Records from a data source:
▽
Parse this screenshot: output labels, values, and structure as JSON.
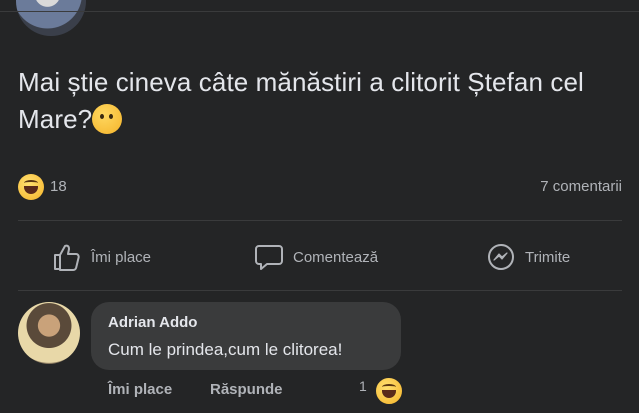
{
  "post": {
    "text": "Mai știe cineva câte mănăstiri a clitorit  Ștefan cel Mare?",
    "emoji_icon": "thinking-face-icon"
  },
  "stats": {
    "reaction_icon": "laughing-emoji-icon",
    "reaction_count": "18",
    "comments": "7 comentarii"
  },
  "actions": {
    "like": "Îmi place",
    "comment": "Comentează",
    "share": "Trimite"
  },
  "comment": {
    "author": "Adrian Addo",
    "text": "Cum le prindea,cum le clitorea!",
    "like": "Îmi place",
    "reply": "Răspunde",
    "reaction_count": "1",
    "reaction_icon": "laughing-emoji-icon"
  },
  "colors": {
    "background": "#242526",
    "bubble": "#3a3b3c",
    "text": "#e4e6eb",
    "secondary_text": "#b0b3b8"
  }
}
△
:: Stated goal ::
Copy out all the data without changing anything, and drop the pictures.

:: Answer for this exercise ::
Parse this screenshot: output labels, values, and structure as JSON.
{
  "post": {
    "text": "Mai știe cineva câte mănăstiri a clitorit  Ștefan cel Mare?",
    "emoji_icon": "thinking-face-icon"
  },
  "stats": {
    "reaction_icon": "laughing-emoji-icon",
    "reaction_count": "18",
    "comments": "7 comentarii"
  },
  "actions": {
    "like": "Îmi place",
    "comment": "Comentează",
    "share": "Trimite"
  },
  "comment": {
    "author": "Adrian Addo",
    "text": "Cum le prindea,cum le clitorea!",
    "like": "Îmi place",
    "reply": "Răspunde",
    "reaction_count": "1",
    "reaction_icon": "laughing-emoji-icon"
  },
  "colors": {
    "background": "#242526",
    "bubble": "#3a3b3c",
    "text": "#e4e6eb",
    "secondary_text": "#b0b3b8"
  }
}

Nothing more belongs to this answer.